== Dataset records ==
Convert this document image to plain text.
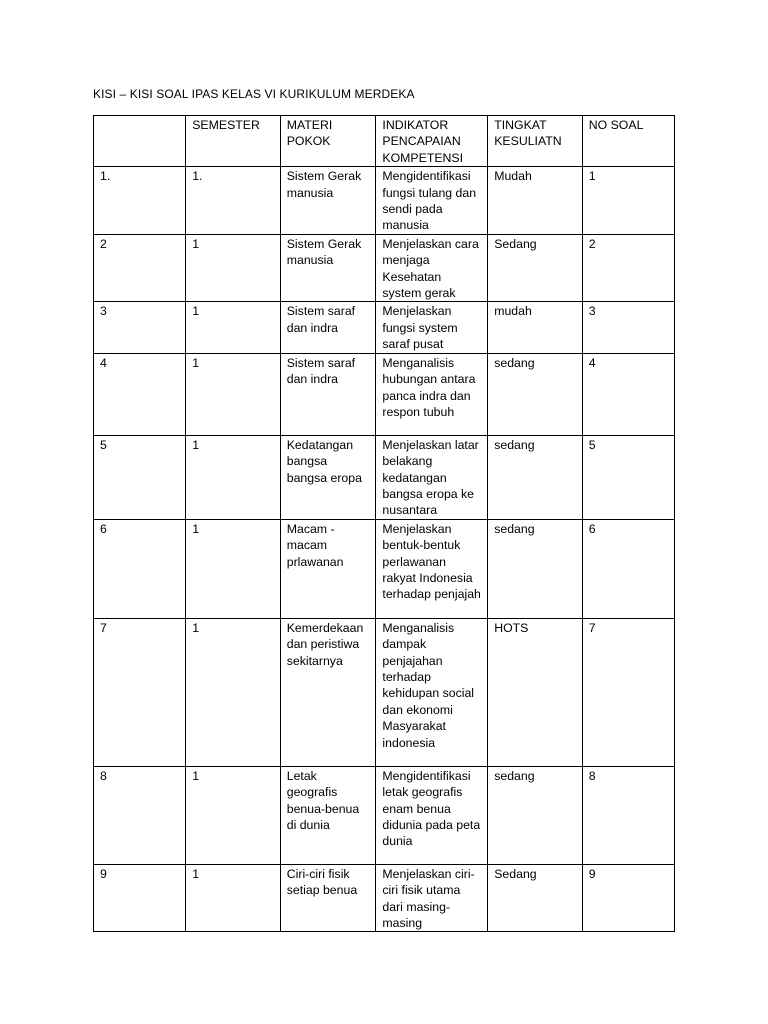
KISI – KISI SOAL IPAS KELAS VI KURIKULUM MERDEKA
	SEMESTER	MATERI POKOK	INDIKATOR PENCAPAIAN KOMPETENSI	TINGKAT KESULIATN	NO SOAL
1.	1.	Sistem Gerak manusia	Mengidentifikasi fungsi tulang dan sendi pada manusia	Mudah	1
2	1	Sistem Gerak manusia	Menjelaskan cara menjaga Kesehatan system gerak	Sedang	2
3	1	Sistem saraf dan indra	Menjelaskan fungsi system saraf pusat	mudah	3
4	1	Sistem saraf dan indra	Menganalisis hubungan antara panca indra dan respon tubuh	sedang	4
5	1	Kedatangan bangsa bangsa eropa	Menjelaskan latar belakang kedatangan bangsa eropa ke nusantara	sedang	5
6	1	Macam - macam prlawanan	Menjelaskan bentuk-bentuk perlawanan rakyat Indonesia terhadap penjajah	sedang	6
7	1	Kemerdekaan dan peristiwa sekitarnya	Menganalisis dampak penjajahan terhadap kehidupan social dan ekonomi Masyarakat indonesia	HOTS	7
8	1	Letak geografis benua-benua di dunia	Mengidentifikasi letak geografis enam benua didunia pada peta dunia	sedang	8
9	1	Ciri-ciri fisik setiap benua	Menjelaskan ciri-ciri fisik utama dari masing-masing	Sedang	9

== Set problem ==
Only lines that contain the word "SOAL" are wanted; copy each of them.

== Exercise output ==
KISI – KISI SOAL IPAS KELAS VI KURIKULUM MERDEKA
	SEMESTER	MATERI POKOK	INDIKATOR PENCAPAIAN KOMPETENSI	TINGKAT KESULIATN	NO SOAL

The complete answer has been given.